◆ **Selected extract**:
◇ ◇ ◇ ◇ ◇
The Belah Viaduct was a railway viaduct on the South Durham and Lancashire Union Railway, crossing the River Belah, in Cumbria, England, about 1 mi south of the village of Barras and 4 mi east north east of Kirkby Stephen. It was completed in 1860 and was demolished in 1963.

The viaduct was designed by Thomas Bouch and the ironwork was supplied and erected by Gilkes Wilson; both Bouch and Gilkes Wilson were also responsible for the later Tay Bridge. It had 'double' Warren truss girders on cast iron columns, and was constructed at a cost of £31,630. The foundation stone was laid in November 1857.

The first locomotive crossed the viaduct in November 1860, and the line opened on 7 August 1861.

It was 347 yd long, 24 ft wide, with 16 spans, and at 196 ft it was the highest bridge in England when it was built (but 4 ft lower than the Crumlin Viaduct in Wales).

Post-WWII, weight limitations on the aging viaduct and its limited maintenance led to a ban on double heading across both Belah and Deepdale Viaducts. As two light locomotives were still needed to haul trains up the inclines of the Tebay line, one worked as a banker at the rear. This also caused problems if the breakdown crane from Darlington was needed. This 45 ton crane itself had a weight of 156 tons. Hauling it across the viaducts required it to be spaced from the locomotive by at least three empty wagons, to distribute the load.
◇ ◇ ◇ ◇ ◇
◆ **Work request**:
In the passage on the Belah Viaduct, rename "Gilkes Wilson" as "the ironwork contractor" and reproduce the part between "The Belah Viaduct" and "Viaduct in Wales).", inclusive. The entries after this point come from a separate source.

◆ **Data to examine**:
◇ ◇ ◇ ◇ ◇
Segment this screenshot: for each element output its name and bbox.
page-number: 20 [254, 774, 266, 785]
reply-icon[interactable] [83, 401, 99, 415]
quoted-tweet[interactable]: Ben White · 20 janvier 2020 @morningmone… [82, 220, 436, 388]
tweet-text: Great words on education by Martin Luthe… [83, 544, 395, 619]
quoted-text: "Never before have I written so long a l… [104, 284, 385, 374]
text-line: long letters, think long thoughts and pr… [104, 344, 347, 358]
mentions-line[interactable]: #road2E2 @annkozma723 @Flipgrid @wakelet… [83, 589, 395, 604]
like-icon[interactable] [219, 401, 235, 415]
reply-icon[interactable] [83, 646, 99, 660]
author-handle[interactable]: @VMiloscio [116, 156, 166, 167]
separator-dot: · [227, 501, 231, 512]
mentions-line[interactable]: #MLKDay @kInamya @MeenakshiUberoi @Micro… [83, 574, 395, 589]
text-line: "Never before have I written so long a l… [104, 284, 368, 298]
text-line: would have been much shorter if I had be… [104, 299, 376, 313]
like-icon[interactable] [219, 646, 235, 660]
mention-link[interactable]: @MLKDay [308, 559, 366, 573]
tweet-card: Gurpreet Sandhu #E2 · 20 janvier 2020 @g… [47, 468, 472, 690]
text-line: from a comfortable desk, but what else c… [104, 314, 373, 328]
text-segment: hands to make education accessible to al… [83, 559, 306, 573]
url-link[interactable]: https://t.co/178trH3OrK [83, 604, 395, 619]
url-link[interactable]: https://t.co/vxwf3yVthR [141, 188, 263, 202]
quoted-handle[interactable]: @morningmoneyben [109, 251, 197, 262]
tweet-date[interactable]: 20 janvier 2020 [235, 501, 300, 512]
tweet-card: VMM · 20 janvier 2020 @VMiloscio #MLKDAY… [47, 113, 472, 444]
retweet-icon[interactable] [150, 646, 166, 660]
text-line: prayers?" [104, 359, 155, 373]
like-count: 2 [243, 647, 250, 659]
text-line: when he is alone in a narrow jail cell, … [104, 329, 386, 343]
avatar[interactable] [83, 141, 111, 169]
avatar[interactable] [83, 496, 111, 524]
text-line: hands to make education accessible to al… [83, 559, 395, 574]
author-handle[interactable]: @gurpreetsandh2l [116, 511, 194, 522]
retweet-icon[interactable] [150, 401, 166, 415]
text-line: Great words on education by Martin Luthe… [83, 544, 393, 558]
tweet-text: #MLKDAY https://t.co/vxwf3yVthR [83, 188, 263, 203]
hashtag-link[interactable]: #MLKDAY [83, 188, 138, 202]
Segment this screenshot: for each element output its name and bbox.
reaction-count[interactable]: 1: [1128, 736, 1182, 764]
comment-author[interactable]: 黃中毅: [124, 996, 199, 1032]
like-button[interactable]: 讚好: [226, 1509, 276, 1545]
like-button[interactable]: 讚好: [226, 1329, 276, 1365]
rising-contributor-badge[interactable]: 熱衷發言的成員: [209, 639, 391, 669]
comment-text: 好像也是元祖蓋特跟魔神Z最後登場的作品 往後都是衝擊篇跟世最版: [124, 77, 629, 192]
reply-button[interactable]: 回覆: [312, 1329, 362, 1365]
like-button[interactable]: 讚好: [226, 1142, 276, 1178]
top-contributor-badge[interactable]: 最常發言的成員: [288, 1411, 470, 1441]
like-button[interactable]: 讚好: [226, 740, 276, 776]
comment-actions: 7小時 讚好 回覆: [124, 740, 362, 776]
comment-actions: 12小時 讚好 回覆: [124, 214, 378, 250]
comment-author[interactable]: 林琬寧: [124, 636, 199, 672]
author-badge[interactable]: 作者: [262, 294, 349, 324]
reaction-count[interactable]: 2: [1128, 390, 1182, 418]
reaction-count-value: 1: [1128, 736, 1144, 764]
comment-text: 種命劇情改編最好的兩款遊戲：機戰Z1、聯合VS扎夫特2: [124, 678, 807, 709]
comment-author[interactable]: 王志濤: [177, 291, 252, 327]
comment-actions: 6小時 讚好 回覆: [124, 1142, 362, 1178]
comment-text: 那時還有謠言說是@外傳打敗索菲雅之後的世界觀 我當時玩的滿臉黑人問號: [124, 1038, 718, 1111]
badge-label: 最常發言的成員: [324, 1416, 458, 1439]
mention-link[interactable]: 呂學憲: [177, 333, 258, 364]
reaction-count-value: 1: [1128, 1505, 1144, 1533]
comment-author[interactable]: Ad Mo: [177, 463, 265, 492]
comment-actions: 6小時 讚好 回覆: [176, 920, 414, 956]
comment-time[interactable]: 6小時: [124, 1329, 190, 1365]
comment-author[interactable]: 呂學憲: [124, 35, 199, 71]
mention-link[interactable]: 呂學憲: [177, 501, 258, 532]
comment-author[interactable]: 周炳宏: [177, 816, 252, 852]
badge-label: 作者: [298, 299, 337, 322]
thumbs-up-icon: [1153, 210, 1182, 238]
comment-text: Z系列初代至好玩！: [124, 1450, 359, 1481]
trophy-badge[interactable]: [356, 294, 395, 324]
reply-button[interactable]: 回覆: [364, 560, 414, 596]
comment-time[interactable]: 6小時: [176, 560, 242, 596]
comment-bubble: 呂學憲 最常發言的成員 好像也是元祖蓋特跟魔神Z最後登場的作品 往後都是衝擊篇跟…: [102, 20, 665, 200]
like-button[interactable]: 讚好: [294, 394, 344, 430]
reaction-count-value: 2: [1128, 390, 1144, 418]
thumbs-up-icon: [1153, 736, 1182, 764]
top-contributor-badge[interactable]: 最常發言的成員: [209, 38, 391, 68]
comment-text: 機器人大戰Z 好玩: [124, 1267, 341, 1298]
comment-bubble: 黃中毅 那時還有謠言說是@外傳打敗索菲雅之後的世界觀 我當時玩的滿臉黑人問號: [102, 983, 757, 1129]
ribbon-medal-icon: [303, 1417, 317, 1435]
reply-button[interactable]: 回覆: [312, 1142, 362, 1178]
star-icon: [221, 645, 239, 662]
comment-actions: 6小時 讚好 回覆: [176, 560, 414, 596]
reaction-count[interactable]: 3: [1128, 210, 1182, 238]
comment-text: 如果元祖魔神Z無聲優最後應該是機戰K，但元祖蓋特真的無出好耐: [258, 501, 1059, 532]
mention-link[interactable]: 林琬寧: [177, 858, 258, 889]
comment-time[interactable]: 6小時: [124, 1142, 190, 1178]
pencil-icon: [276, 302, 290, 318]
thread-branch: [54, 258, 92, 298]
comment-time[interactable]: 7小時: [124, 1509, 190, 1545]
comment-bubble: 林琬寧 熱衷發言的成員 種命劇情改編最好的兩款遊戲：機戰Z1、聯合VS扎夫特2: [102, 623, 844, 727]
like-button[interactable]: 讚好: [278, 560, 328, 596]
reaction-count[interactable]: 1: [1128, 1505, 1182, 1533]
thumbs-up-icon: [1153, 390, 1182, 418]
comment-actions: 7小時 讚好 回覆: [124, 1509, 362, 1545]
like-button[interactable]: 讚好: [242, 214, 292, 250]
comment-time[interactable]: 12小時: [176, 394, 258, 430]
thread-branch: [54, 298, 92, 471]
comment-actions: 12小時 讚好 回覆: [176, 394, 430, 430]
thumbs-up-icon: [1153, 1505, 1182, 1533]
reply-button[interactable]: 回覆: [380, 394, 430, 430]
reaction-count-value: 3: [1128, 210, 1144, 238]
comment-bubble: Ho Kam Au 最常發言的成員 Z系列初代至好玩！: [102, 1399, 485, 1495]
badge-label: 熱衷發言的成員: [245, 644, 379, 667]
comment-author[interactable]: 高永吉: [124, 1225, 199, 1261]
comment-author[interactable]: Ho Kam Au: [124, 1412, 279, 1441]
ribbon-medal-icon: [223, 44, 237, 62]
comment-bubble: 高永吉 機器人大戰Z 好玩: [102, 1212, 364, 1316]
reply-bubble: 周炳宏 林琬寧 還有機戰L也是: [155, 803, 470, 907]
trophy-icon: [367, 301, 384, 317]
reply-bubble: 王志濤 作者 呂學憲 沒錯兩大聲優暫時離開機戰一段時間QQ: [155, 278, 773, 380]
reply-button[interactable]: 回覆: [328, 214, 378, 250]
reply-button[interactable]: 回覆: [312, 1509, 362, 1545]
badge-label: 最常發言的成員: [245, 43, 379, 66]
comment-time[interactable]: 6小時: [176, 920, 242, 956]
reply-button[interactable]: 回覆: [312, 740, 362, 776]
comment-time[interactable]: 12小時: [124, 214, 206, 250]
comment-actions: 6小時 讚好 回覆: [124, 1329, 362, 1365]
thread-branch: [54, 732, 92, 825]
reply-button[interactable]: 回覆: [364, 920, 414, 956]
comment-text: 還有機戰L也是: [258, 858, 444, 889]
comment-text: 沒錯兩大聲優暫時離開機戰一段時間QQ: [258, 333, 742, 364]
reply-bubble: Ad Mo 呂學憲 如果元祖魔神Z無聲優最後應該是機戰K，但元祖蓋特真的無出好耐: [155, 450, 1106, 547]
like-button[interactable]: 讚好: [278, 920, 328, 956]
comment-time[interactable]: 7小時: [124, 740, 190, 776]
◇ ◇ ◇ ◇ ◇
◆ **Result for this task**:
The Belah Viaduct was a railway viaduct on the South Durham and Lancashire Union Railway, crossing the River Belah, in Cumbria, England, about 1 mi south of the village of Barras and 4 mi east north east of Kirkby Stephen. It was completed in 1860 and was demolished in 1963.

The viaduct was designed by Thomas Bouch and the ironwork was supplied and erected by the ironwork contractor; both Bouch and the ironwork contractor were also responsible for the later Tay Bridge. It had 'double' Warren truss girders on cast iron columns, and was constructed at a cost of £31,630. The foundation stone was laid in November 1857.

The first locomotive crossed the viaduct in November 1860, and the line opened on 7 August 1861.

It was 347 yd long, 24 ft wide, with 16 spans, and at 196 ft it was the highest bridge in England when it was built (but 4 ft lower than the Crumlin Viaduct in Wales).